PROBLEM REQUIREMENTS ::
Extract the entries in their exact form.

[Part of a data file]
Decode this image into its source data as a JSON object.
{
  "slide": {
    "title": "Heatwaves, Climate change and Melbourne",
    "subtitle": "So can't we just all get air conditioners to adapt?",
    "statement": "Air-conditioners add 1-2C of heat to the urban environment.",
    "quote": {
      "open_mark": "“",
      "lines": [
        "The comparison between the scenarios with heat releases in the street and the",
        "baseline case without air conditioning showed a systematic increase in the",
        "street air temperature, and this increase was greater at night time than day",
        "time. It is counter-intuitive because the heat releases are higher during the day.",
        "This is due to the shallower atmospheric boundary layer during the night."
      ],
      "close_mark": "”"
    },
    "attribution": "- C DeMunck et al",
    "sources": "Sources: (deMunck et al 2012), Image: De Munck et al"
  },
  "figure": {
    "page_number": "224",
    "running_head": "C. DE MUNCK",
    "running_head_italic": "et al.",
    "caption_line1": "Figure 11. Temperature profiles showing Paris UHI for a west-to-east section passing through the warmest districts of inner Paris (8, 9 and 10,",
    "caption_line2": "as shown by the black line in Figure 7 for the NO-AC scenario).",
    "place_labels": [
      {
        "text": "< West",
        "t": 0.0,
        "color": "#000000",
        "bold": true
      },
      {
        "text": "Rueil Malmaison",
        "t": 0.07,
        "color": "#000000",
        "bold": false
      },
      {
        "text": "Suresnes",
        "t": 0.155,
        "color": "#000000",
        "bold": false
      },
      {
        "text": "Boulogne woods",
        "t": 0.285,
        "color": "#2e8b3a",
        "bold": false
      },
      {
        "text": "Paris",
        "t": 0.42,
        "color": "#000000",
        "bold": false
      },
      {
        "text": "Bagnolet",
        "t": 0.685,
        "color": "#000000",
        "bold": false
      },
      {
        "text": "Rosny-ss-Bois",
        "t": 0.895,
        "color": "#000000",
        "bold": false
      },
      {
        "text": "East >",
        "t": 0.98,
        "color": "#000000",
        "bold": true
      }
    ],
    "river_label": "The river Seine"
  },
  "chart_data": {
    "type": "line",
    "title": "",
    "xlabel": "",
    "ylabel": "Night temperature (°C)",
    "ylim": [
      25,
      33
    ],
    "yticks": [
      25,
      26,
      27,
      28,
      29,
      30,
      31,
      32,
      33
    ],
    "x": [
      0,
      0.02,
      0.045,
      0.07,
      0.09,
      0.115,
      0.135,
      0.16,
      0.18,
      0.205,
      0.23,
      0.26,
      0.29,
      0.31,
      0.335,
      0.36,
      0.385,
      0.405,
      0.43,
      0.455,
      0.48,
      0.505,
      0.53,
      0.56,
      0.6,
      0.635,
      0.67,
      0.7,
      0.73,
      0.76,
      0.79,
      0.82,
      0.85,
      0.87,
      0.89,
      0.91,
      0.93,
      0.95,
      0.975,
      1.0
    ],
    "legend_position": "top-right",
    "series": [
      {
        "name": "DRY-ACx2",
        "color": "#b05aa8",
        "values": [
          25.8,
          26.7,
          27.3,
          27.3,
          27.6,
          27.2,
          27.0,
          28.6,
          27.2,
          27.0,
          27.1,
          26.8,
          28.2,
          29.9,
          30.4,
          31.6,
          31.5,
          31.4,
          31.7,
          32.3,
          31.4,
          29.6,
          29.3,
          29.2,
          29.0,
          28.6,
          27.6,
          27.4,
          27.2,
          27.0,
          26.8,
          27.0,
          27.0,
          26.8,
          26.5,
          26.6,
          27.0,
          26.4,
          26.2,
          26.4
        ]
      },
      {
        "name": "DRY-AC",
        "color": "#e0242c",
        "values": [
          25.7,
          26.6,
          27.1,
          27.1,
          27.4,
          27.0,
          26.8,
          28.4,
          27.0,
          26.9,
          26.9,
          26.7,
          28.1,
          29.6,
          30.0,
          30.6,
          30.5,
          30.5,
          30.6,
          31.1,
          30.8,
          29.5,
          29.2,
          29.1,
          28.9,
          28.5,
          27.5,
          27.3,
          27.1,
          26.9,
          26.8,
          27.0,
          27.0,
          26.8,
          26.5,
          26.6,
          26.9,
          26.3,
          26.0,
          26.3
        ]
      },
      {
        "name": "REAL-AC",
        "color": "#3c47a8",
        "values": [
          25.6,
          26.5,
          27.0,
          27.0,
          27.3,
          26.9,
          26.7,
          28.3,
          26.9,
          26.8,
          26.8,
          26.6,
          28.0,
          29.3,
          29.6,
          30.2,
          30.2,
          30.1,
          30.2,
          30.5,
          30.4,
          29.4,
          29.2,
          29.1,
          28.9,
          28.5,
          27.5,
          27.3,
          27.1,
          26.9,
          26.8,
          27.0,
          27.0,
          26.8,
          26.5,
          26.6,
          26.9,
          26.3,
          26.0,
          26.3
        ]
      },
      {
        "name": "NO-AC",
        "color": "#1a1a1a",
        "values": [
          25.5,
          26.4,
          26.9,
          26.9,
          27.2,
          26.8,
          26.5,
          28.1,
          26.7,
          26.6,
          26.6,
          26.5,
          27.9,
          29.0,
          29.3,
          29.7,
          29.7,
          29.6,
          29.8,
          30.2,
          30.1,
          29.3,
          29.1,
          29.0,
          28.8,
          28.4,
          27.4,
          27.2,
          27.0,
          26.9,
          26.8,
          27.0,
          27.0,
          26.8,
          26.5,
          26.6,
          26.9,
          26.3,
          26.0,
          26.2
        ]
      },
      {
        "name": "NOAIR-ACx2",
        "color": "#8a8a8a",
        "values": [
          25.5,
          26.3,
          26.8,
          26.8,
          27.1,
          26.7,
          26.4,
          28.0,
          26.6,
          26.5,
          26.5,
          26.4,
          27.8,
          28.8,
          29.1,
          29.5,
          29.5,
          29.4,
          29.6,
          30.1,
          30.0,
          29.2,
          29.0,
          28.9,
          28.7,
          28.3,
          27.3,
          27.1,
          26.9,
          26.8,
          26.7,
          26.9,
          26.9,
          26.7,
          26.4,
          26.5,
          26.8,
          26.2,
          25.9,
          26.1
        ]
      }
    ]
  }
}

RESPONSE BELOW ::
Decode this image into its source data as a JSON object.
{
  "slide": {
    "title": "Heatwaves, Climate change and Melbourne",
    "subtitle": "So can't we just all get air conditioners to adapt?",
    "statement": "Air-conditioners add 1-2C of heat to the urban environment.",
    "quote": {
      "open_mark": "“",
      "lines": [
        "The comparison between the scenarios with heat releases in the street and the",
        "baseline case without air conditioning showed a systematic increase in the",
        "street air temperature, and this increase was greater at night time than day",
        "time. It is counter-intuitive because the heat releases are higher during the day.",
        "This is due to the shallower atmospheric boundary layer during the night."
      ],
      "close_mark": "”"
    },
    "attribution": "- C DeMunck et al",
    "sources": "Sources: (deMunck et al 2012), Image: De Munck et al"
  },
  "figure": {
    "page_number": "224",
    "running_head": "C. DE MUNCK",
    "running_head_italic": "et al.",
    "caption_line1": "Figure 11. Temperature profiles showing Paris UHI for a west-to-east section passing through the warmest districts of inner Paris (8, 9 and 10,",
    "caption_line2": "as shown by the black line in Figure 7 for the NO-AC scenario).",
    "place_labels": [
      {
        "text": "< West",
        "t": 0.0,
        "color": "#000000",
        "bold": true
      },
      {
        "text": "Rueil Malmaison",
        "t": 0.07,
        "color": "#000000",
        "bold": false
      },
      {
        "text": "Suresnes",
        "t": 0.155,
        "color": "#000000",
        "bold": false
      },
      {
        "text": "Boulogne woods",
        "t": 0.285,
        "color": "#2e8b3a",
        "bold": false
      },
      {
        "text": "Paris",
        "t": 0.42,
        "color": "#000000",
        "bold": false
      },
      {
        "text": "Bagnolet",
        "t": 0.685,
        "color": "#000000",
        "bold": false
      },
      {
        "text": "Rosny-ss-Bois",
        "t": 0.895,
        "color": "#000000",
        "bold": false
      },
      {
        "text": "East >",
        "t": 0.98,
        "color": "#000000",
        "bold": true
      }
    ],
    "river_label": "The river Seine"
  },
  "chart_data": {
    "type": "line",
    "title": "",
    "xlabel": "",
    "ylabel": "Night temperature (°C)",
    "ylim": [
      25,
      33
    ],
    "yticks": [
      25,
      26,
      27,
      28,
      29,
      30,
      31,
      32,
      33
    ],
    "x": [
      0,
      0.02,
      0.045,
      0.07,
      0.09,
      0.115,
      0.135,
      0.16,
      0.18,
      0.205,
      0.23,
      0.26,
      0.29,
      0.31,
      0.335,
      0.36,
      0.385,
      0.405,
      0.43,
      0.455,
      0.48,
      0.505,
      0.53,
      0.56,
      0.6,
      0.635,
      0.67,
      0.7,
      0.73,
      0.76,
      0.79,
      0.82,
      0.85,
      0.87,
      0.89,
      0.91,
      0.93,
      0.95,
      0.975,
      1.0
    ],
    "legend_position": "top-right",
    "series": [
      {
        "name": "DRY-ACx2",
        "color": "#b05aa8",
        "values": [
          25.8,
          26.7,
          27.3,
          27.3,
          27.6,
          27.2,
          27.0,
          28.6,
          27.2,
          27.0,
          27.1,
          26.8,
          28.2,
          29.9,
          30.4,
          31.6,
          31.5,
          31.4,
          31.7,
          32.3,
          31.4,
          29.6,
          29.3,
          29.2,
          29.0,
          28.6,
          27.6,
          27.4,
          27.2,
          27.0,
          26.8,
          27.0,
          27.0,
          26.8,
          26.5,
          26.6,
          27.0,
          26.4,
          26.2,
          26.4
        ]
      },
      {
        "name": "DRY-AC",
        "color": "#e0242c",
        "values": [
          25.7,
          26.6,
          27.1,
          27.1,
          27.4,
          27.0,
          26.8,
          28.4,
          27.0,
          26.9,
          26.9,
          26.7,
          28.1,
          29.6,
          30.0,
          30.6,
          30.5,
          30.5,
          30.6,
          31.1,
          30.8,
          29.5,
          29.2,
          29.1,
          28.9,
          28.5,
          27.5,
          27.3,
          27.1,
          26.9,
          26.8,
          27.0,
          27.0,
          26.8,
          26.5,
          26.6,
          26.9,
          26.3,
          26.0,
          26.3
        ]
      },
      {
        "name": "REAL-AC",
        "color": "#3c47a8",
        "values": [
          25.6,
          26.5,
          27.0,
          27.0,
          27.3,
          26.9,
          26.7,
          28.3,
          26.9,
          26.8,
          26.8,
          26.6,
          28.0,
          29.3,
          29.6,
          30.2,
          30.2,
          30.1,
          30.2,
          30.5,
          30.4,
          29.4,
          29.2,
          29.1,
          28.9,
          28.5,
          27.5,
          27.3,
          27.1,
          26.9,
          26.8,
          27.0,
          27.0,
          26.8,
          26.5,
          26.6,
          26.9,
          26.3,
          26.0,
          26.3
        ]
      },
      {
        "name": "NO-AC",
        "color": "#1a1a1a",
        "values": [
          25.5,
          26.4,
          26.9,
          26.9,
          27.2,
          26.8,
          26.5,
          28.1,
          26.7,
          26.6,
          26.6,
          26.5,
          27.9,
          29.0,
          29.3,
          29.7,
          29.7,
          29.6,
          29.8,
          30.2,
          30.1,
          29.3,
          29.1,
          29.0,
          28.8,
          28.4,
          27.4,
          27.2,
          27.0,
          26.9,
          26.8,
          27.0,
          27.0,
          26.8,
          26.5,
          26.6,
          26.9,
          26.3,
          26.0,
          26.2
        ]
      },
      {
        "name": "NOAIR-ACx2",
        "color": "#8a8a8a",
        "values": [
          25.5,
          26.3,
          26.8,
          26.8,
          27.1,
          26.7,
          26.4,
          28.0,
          26.6,
          26.5,
          26.5,
          26.4,
          27.8,
          28.8,
          29.1,
          29.5,
          29.5,
          29.4,
          29.6,
          30.1,
          30.0,
          29.2,
          29.0,
          28.9,
          28.7,
          28.3,
          27.3,
          27.1,
          26.9,
          26.8,
          26.7,
          26.9,
          26.9,
          26.7,
          26.4,
          26.5,
          26.8,
          26.2,
          25.9,
          26.1
        ]
      }
    ]
  }
}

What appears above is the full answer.